> _AIM_:
What lines of the data hold the string "Điều"? Pull each one out.

> _TASK MATERIAL_:
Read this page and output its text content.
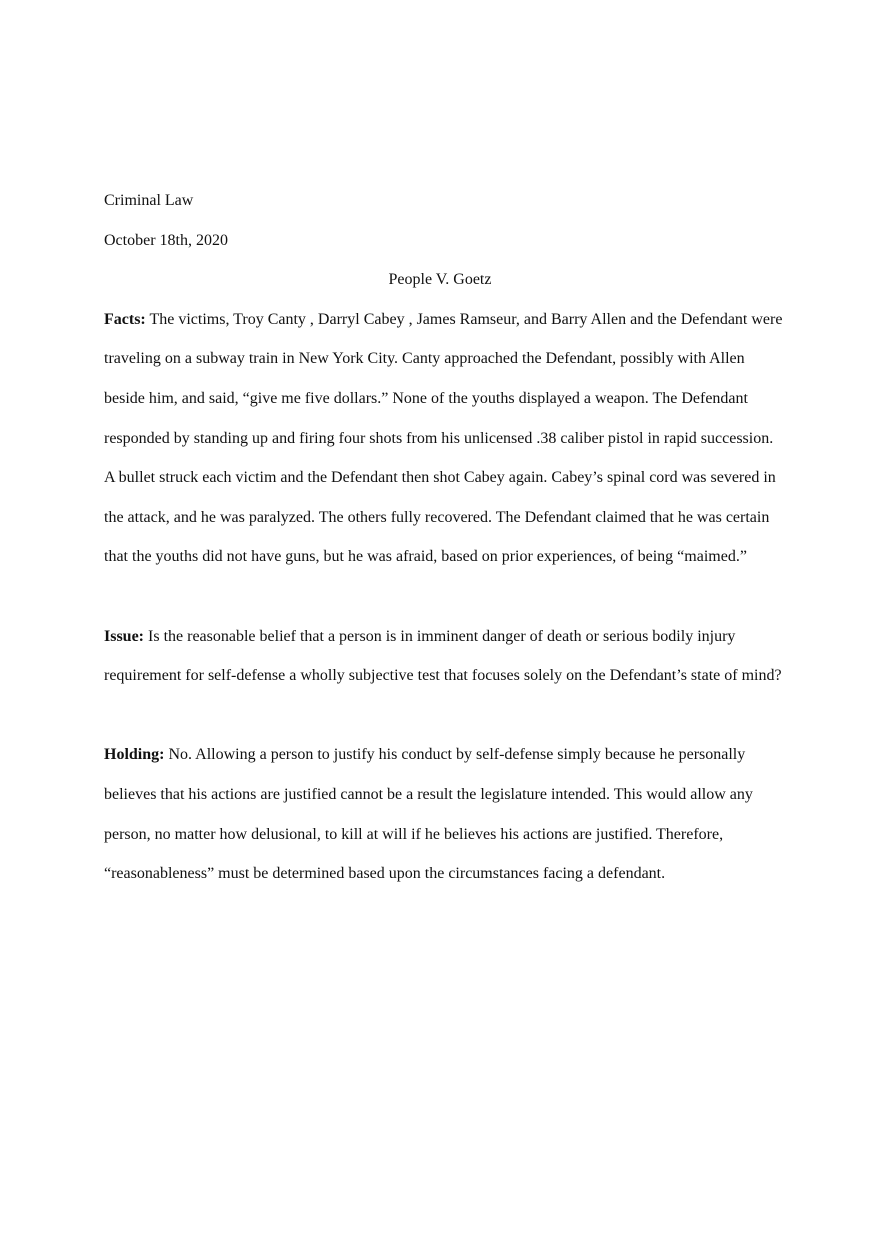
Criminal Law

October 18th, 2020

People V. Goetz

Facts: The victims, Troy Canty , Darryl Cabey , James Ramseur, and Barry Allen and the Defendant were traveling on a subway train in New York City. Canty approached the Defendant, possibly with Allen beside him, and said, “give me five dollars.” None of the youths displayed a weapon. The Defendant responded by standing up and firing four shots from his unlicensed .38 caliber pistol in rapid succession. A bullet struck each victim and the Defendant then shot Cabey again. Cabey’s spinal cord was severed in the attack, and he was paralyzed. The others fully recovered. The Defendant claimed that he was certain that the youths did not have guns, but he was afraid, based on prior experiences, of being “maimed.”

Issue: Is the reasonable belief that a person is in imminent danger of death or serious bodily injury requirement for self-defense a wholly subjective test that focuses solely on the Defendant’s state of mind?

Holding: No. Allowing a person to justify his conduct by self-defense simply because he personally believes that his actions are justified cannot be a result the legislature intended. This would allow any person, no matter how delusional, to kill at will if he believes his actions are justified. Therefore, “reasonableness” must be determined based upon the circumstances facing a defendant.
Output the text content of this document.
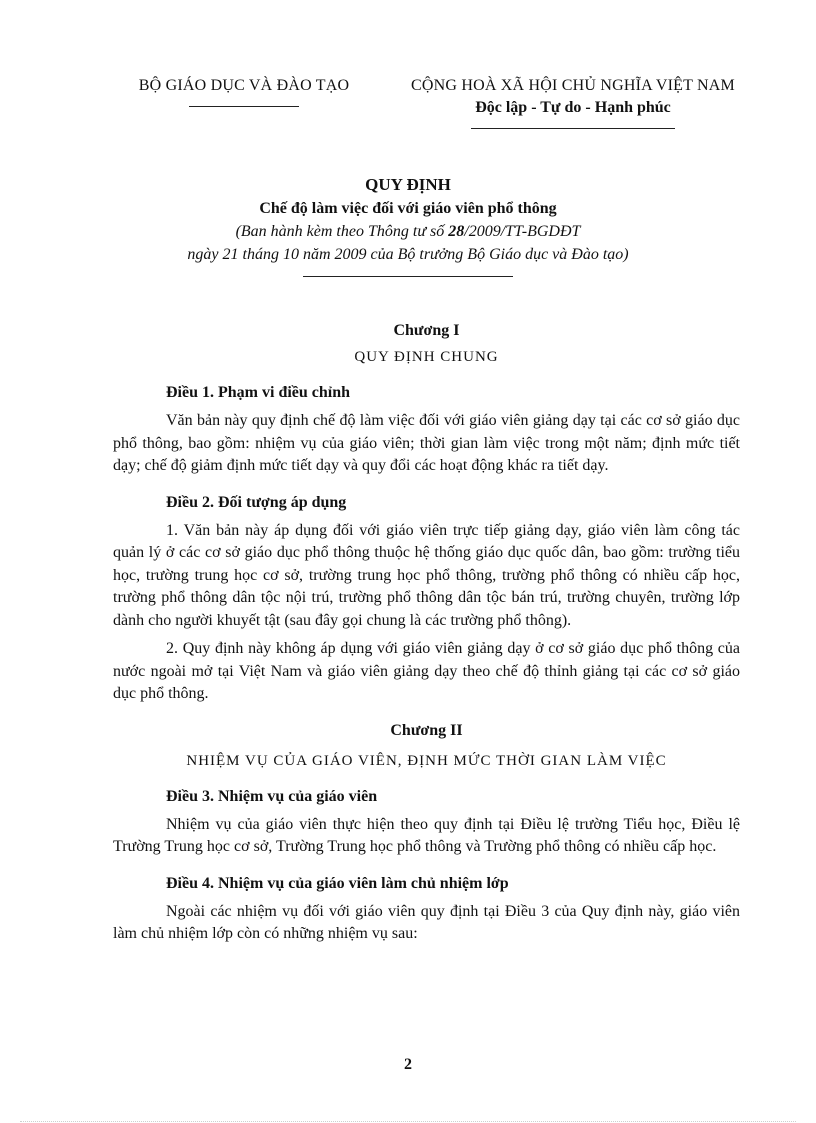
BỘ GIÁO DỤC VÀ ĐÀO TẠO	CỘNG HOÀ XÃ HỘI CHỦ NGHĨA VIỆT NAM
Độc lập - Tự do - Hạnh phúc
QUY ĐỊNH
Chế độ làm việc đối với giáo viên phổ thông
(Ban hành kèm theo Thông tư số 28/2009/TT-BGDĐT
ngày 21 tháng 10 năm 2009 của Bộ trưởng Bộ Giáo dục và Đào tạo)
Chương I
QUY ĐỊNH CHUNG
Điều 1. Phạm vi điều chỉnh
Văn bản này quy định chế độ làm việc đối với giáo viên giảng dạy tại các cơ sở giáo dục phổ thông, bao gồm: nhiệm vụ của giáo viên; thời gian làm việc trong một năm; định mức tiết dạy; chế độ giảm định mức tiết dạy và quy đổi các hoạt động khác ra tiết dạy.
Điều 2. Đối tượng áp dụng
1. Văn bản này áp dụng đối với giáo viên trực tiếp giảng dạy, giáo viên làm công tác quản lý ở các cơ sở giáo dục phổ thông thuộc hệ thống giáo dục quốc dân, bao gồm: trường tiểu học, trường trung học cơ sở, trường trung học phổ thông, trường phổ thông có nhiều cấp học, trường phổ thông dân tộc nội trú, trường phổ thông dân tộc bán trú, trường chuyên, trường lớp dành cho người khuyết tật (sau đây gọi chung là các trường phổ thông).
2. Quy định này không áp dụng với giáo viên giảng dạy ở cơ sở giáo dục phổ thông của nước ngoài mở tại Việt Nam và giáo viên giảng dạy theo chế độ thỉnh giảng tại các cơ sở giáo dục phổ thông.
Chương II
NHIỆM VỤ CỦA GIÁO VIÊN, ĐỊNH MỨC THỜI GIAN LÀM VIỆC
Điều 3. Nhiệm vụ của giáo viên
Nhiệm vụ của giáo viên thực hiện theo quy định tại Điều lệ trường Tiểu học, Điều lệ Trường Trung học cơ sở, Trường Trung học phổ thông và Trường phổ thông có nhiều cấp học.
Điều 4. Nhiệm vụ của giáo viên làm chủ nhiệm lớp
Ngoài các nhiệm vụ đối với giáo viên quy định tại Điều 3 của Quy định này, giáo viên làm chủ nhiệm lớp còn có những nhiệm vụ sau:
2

> _FULL OUTPUT_:
Điều 1. Phạm vi điều chỉnh
Điều 2. Đối tượng áp dụng
Điều 3. Nhiệm vụ của giáo viên
Nhiệm vụ của giáo viên thực hiện theo quy định tại Điều lệ trường Tiểu học, Điều lệ Trường Trung học cơ sở, Trường Trung học phổ thông và Trường phổ thông có nhiều cấp học.
Điều 4. Nhiệm vụ của giáo viên làm chủ nhiệm lớp
Ngoài các nhiệm vụ đối với giáo viên quy định tại Điều 3 của Quy định này, giáo viên làm chủ nhiệm lớp còn có những nhiệm vụ sau:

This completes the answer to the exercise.